> TUGAS DIKERJAKAN:
- 1) Terjemahkan ke dalam bahasa Inggris kalimat dari kutipan tentang komunikasi perusahaan ini: "Jika perusahaan ingin mempertahankan harga produk dengan harga lama, maka kualitas atau kuantitas produk yang menjadi kompensasinya."
- 2) Ketik ulang tanpa perubahan bagian kutipan tentang komunikasi perusahaan, mulai dari "Perusahaan tidak dapat" sampai dengan "yang menjadi kompensasinya.".

----- KUTIPAN TERPILIH

Perusahaan tidak dapat bertahan hanya mengandalkan saluran komunikasi sebelumnya. Perusahaan harus membangun situs Web, blog, megelola email, Facebook atau Twitter-nya, membuat animasi atau video siangkat untuk diungguh di Youtube, mengembangkan aplikasi smartphome, membangun call center, melakukan eksibisi, memanfaatkan saluran televisi dan radio, serta menggarap media cetak. Akibatnya, biaya komunikasi meningkat tajam semata-mata untuk mendekati atau "mengepung" konsumen, agar mereka mau melihat, mengenal dan menyadari kehadiran barang dan jasa yang ditawarkannya. Hal itu tentu berdampak pada harga produk. Jika perusahaan ingin mempertahankan harga produk dengan harga lama, maka kualitas atau kuantitas produk yang menjadi kompensasinya.

----------
----- BAHAN YANG DIBERIKAN

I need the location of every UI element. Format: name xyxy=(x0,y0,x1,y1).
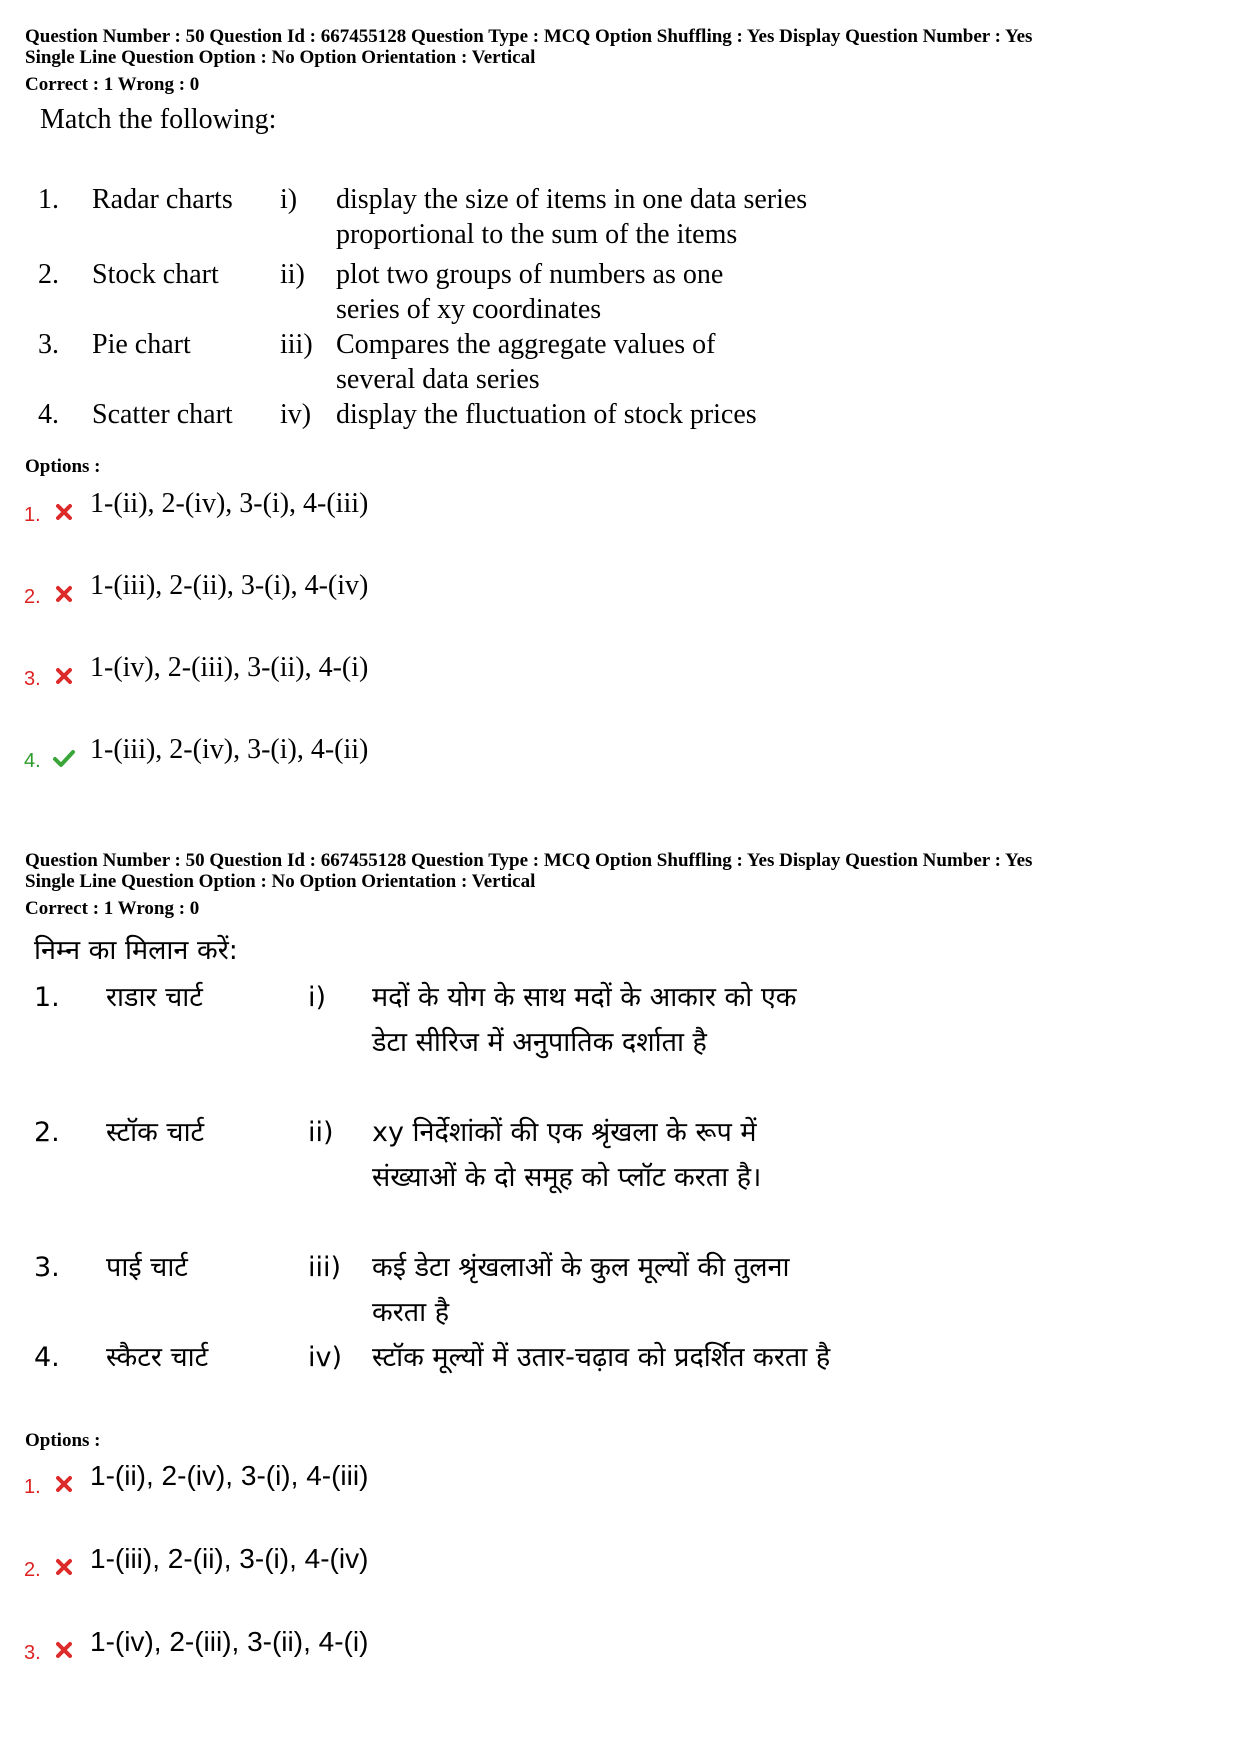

----------

> JAWABAN BERURUTAN:
- 1) If the company wants to keep its product at the old price, then the quality or quantity of the product becomes the trade-off.

- 2)
Perusahaan tidak dapat bertahan hanya mengandalkan saluran komunikasi sebelumnya. Perusahaan harus membangun situs Web, blog, megelola email, Facebook atau Twitter-nya, membuat animasi atau video siangkat untuk diungguh di Youtube, mengembangkan aplikasi smartphome, membangun call center, melakukan eksibisi, memanfaatkan saluran televisi dan radio, serta menggarap media cetak. Akibatnya, biaya komunikasi meningkat tajam semata-mata untuk mendekati atau "mengepung" konsumen, agar mereka mau melihat, mengenal dan menyadari kehadiran barang dan jasa yang ditawarkannya. Hal itu tentu berdampak pada harga produk. Jika perusahaan ingin mempertahankan harga produk dengan harga lama, maka kualitas atau kuantitas produk yang menjadi kompensasinya.